==== Given records ====

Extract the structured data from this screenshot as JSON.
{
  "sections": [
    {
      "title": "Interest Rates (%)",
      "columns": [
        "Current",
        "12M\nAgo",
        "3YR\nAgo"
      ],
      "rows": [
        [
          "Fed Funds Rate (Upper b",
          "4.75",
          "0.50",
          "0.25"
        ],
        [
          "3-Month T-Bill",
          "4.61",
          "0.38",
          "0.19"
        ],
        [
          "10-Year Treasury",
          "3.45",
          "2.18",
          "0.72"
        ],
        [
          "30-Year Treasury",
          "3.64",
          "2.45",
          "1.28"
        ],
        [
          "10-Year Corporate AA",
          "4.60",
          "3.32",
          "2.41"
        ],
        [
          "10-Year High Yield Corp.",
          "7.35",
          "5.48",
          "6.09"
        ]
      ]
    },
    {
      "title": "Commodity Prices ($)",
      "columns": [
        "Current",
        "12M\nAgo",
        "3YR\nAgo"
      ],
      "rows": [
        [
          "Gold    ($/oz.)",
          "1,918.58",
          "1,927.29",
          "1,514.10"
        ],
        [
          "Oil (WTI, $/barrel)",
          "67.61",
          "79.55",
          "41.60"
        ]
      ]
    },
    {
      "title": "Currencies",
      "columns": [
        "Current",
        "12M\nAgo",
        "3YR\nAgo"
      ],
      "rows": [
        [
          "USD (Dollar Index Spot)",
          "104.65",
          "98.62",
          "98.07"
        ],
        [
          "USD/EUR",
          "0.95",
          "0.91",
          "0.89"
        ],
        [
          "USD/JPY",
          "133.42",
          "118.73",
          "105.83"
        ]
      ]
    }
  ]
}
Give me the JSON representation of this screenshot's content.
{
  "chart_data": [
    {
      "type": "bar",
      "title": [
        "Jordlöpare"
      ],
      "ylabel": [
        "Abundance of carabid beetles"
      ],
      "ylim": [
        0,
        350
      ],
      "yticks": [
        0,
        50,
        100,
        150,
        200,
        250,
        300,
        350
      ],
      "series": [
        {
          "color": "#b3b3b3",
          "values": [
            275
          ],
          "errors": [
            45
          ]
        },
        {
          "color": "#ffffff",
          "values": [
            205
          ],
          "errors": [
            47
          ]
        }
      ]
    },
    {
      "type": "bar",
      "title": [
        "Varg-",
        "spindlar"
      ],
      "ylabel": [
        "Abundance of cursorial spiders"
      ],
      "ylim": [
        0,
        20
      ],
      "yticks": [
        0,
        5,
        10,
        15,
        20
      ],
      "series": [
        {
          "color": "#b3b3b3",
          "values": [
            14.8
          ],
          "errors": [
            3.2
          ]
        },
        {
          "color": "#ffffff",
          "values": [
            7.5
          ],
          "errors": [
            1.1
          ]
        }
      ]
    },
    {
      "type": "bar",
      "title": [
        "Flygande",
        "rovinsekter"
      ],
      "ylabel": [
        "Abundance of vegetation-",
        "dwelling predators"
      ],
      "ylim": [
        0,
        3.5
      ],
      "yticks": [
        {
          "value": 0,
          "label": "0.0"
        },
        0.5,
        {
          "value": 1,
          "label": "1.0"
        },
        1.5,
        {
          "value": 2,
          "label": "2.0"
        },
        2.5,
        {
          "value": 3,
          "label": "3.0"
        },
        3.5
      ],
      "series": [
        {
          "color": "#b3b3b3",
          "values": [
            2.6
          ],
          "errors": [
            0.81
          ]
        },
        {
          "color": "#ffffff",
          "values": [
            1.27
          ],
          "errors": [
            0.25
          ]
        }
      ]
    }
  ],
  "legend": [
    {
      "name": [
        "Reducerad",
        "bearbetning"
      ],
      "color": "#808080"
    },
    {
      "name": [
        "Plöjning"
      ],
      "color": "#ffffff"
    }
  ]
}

====

__The request__. Report how many lines of the preceding records include "screenshot". Output the number only.

__Right answer__. 2